Required work -> Rewrite the portion that opens with the line containing "What elements are" and closes with the line containing "x-tick-label: 10 [208,178,229,199]", substituting "label-5" for "annotation-5" and leaving all other text unchanged.

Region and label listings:

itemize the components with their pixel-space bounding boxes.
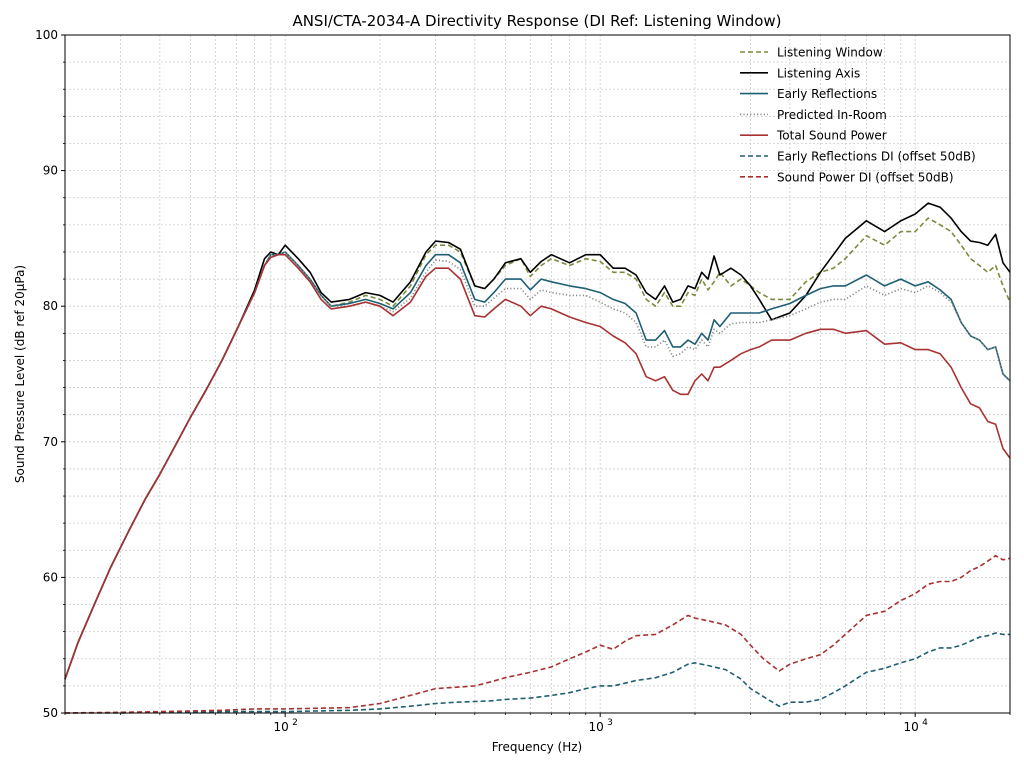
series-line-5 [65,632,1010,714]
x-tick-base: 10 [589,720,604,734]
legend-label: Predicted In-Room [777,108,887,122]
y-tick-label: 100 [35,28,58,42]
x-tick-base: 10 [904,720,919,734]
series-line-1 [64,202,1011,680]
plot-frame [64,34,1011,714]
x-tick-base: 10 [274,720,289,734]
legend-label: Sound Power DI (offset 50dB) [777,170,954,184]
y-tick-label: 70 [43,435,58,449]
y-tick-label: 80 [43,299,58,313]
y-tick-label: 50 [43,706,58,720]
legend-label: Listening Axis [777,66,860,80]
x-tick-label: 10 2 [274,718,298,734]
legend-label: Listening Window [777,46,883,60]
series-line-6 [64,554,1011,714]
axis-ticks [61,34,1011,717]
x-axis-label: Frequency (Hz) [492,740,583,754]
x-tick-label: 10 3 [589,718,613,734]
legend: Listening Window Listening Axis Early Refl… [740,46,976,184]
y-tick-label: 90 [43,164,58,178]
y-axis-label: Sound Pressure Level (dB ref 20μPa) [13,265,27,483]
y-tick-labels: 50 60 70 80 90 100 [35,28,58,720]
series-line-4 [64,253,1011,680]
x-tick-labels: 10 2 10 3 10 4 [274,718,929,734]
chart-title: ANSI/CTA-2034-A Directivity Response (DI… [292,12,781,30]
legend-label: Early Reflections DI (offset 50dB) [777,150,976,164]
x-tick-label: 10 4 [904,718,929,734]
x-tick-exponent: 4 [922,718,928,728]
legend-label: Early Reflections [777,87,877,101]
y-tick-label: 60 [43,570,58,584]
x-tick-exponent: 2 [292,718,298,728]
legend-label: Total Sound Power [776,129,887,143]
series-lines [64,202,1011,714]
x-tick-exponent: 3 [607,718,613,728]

==

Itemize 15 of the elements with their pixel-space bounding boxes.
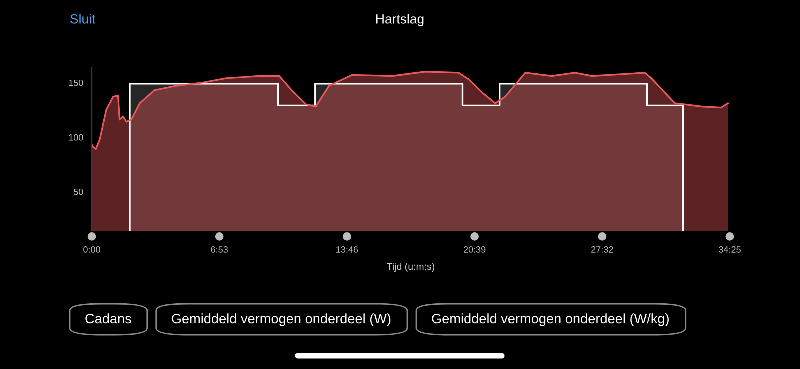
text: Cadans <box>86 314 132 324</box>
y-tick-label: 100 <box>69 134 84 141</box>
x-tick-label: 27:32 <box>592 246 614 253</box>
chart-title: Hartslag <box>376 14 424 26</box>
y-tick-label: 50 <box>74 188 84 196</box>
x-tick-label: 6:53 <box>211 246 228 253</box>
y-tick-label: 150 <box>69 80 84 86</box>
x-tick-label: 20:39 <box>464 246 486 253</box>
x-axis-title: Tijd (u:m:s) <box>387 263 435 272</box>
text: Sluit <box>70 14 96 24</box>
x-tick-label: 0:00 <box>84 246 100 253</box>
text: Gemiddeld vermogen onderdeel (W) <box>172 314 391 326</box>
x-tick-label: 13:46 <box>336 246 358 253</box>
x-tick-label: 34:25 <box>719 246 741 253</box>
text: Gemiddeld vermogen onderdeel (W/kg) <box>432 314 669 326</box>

==

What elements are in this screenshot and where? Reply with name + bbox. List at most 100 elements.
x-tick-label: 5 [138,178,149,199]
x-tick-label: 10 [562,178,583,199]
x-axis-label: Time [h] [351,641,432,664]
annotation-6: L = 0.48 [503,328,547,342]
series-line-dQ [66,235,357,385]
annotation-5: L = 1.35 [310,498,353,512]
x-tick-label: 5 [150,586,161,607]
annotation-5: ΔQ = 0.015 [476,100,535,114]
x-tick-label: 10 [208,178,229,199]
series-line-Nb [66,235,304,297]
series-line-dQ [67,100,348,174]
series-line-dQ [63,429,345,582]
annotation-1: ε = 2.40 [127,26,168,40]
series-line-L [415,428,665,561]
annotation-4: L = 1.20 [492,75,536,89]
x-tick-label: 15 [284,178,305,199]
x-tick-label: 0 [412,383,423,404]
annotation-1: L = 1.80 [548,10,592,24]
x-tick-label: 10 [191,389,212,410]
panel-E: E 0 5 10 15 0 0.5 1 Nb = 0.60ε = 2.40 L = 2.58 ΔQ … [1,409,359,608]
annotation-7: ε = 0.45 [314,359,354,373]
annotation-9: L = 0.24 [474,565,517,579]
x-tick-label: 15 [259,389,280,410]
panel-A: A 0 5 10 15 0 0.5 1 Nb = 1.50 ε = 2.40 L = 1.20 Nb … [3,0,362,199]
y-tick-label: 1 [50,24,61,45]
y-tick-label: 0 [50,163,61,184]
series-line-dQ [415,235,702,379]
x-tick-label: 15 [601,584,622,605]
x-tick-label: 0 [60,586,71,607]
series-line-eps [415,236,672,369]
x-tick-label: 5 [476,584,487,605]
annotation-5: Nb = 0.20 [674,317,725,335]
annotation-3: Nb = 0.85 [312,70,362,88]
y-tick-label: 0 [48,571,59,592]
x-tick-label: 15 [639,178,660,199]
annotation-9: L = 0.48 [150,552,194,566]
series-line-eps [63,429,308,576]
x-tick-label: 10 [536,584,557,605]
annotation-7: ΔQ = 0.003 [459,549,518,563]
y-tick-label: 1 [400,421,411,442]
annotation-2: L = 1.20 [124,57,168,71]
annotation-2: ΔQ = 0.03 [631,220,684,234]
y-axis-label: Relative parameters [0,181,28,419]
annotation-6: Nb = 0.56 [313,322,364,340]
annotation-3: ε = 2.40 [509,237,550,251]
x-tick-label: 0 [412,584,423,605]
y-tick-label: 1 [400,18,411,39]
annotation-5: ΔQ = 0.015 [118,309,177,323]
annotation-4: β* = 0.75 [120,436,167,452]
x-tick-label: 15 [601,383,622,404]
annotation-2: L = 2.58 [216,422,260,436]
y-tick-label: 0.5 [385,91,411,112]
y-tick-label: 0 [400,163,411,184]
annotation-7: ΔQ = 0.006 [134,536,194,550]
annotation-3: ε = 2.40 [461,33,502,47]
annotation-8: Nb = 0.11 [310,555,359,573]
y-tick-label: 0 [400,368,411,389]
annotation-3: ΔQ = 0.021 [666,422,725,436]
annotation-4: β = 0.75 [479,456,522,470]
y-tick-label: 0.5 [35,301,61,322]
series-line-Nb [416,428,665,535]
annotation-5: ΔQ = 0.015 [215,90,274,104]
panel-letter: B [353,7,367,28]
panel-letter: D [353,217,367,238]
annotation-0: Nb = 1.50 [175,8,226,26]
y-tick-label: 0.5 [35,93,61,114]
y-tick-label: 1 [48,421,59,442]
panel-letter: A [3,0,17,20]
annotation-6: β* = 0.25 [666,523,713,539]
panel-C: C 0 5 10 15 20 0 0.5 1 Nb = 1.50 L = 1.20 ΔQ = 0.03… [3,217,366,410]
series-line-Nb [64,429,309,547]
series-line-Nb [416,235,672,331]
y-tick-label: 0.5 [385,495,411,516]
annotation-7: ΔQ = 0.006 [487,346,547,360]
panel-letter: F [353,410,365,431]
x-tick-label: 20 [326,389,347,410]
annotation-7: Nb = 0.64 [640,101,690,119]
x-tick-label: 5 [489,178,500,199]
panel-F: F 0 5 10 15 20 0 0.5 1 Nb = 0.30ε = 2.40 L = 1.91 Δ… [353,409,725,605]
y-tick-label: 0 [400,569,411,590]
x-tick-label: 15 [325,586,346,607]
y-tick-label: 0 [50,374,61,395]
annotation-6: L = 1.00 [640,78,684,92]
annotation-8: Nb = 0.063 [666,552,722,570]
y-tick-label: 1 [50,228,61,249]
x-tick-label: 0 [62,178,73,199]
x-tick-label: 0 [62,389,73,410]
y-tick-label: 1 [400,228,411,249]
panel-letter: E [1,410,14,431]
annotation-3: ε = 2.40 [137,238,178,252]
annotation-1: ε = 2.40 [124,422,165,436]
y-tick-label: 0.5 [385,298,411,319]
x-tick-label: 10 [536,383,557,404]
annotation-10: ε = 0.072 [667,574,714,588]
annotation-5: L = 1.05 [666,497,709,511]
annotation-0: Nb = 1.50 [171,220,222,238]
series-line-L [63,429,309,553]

The result ->
What elements are in this screenshot and where? Reply with name + bbox. List at most 100 elements.
x-tick-label: 5 [138,178,149,199]
x-tick-label: 10 [562,178,583,199]
x-axis-label: Time [h] [351,641,432,664]
annotation-6: L = 0.48 [503,328,547,342]
series-line-dQ [66,235,357,385]
label-5: L = 1.35 [310,498,353,512]
x-tick-label: 5 [150,586,161,607]
label-5: ΔQ = 0.015 [476,100,535,114]
x-tick-label: 10 [208,178,229,199]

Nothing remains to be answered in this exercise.